— Given task 1 —
Answer these questions using the forum post about paying for study in Germany:
(a) How old is the poster?
(b) What degree does the poster already hold?
(c) How many units are studied at the same time each semester in Australia, according to the post?
— Given task 2 —
Rewrite the part of the forum post on paying for study in Germany that opens with the words "timetabling/having enough time" and closes with "while living there?". Change "holidays" to "semester breaks" wherever it occurs.

— Document —
________________

# Financing day to day costs of study in Germany



## dantheman87 (Sep 22, 2015)

Hi!


I am a 28 year old Australian, as well as British. I already have a bachelors degree in law. I have been working as a paralegal for some time. I am interested in studying a full undergraduate science degree in Germany and later possibly a Masters. I don't yet speak German.

I am a bit nervous about how I pay to live in Germany. 

Are there actually scholarships or grants I could apply for that would cover a substantial period? 

Is it realistic to get a job while studying in terms of


timetabling/having enough time to study
getting paid work when I don't yet speak German. Ideally in a field related to my science studies, or as a paralegal/document reviewer in law.
getting full time work during the holidays? How long are the holidays?

Are there other ways of supporting myself while living there?

Are there restrictions on how much I can work? I am a UK citizen.

Would I be classed as 'international' as I am not German but I am from the EU?

Separately, how are study units divided up? In Australia we do four units (subjects) simultaneously each semester (12 weeks). I have heard of some European universities teaching one unit at a time for about 6 weeks then the next until the end of the semester. Is this the practice at German universities? If so, how many units do you do per semester, how long do they last and how long is a semester?

________________

[Stored entries]
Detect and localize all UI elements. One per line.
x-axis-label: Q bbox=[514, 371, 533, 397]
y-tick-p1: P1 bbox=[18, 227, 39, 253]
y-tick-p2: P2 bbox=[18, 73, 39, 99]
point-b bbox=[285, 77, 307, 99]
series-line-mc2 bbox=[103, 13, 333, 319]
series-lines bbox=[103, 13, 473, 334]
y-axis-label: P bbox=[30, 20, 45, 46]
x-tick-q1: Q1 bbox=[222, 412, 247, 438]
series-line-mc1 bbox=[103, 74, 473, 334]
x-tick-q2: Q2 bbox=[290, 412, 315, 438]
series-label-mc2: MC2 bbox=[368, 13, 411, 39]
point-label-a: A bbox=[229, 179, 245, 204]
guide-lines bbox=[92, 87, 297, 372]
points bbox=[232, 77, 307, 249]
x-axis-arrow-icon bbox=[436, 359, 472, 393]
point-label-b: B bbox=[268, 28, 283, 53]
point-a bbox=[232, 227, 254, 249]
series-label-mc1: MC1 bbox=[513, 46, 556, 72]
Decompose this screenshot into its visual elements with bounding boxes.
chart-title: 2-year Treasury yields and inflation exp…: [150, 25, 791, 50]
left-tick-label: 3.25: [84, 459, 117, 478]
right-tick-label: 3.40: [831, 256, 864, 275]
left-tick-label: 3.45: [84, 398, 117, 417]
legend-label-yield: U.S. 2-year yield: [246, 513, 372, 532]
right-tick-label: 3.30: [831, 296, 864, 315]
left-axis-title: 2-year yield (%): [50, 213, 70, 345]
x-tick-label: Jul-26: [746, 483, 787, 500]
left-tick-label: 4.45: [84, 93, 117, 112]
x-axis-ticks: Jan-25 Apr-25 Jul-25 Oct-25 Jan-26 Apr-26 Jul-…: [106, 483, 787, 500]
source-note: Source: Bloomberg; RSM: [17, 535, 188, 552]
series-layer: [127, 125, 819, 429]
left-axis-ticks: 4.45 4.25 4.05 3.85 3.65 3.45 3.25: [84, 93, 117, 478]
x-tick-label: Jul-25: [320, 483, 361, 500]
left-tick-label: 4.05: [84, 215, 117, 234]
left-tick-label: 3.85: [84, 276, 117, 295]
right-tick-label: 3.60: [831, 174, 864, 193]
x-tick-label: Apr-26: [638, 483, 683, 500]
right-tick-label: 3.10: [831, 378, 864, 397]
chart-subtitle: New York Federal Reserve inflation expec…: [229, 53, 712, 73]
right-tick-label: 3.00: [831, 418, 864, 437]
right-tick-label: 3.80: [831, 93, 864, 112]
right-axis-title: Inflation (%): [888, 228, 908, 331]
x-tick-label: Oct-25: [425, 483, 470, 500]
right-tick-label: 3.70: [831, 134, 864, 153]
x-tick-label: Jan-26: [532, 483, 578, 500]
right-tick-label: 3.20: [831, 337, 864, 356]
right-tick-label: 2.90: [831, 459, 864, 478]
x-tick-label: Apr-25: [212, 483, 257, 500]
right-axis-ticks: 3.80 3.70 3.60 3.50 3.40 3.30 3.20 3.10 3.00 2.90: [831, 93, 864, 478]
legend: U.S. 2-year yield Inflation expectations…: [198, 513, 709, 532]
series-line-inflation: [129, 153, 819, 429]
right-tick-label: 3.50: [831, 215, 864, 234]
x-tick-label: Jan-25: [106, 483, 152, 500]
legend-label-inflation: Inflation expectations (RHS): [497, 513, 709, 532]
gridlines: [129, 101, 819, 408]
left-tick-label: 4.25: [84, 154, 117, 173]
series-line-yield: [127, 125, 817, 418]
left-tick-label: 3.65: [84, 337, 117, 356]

________________

— Task output 1 —
(a) 28
(b) A bachelors degree in law
(c) Four

— Task output 2 —
timetabling/having enough time to study
getting paid work when I don't yet speak German. Ideally in a field related to my science studies, or as a paralegal/document reviewer in law.
getting full time work during the semester breaks? How long are the semester breaks?

Are there other ways of supporting myself while living there?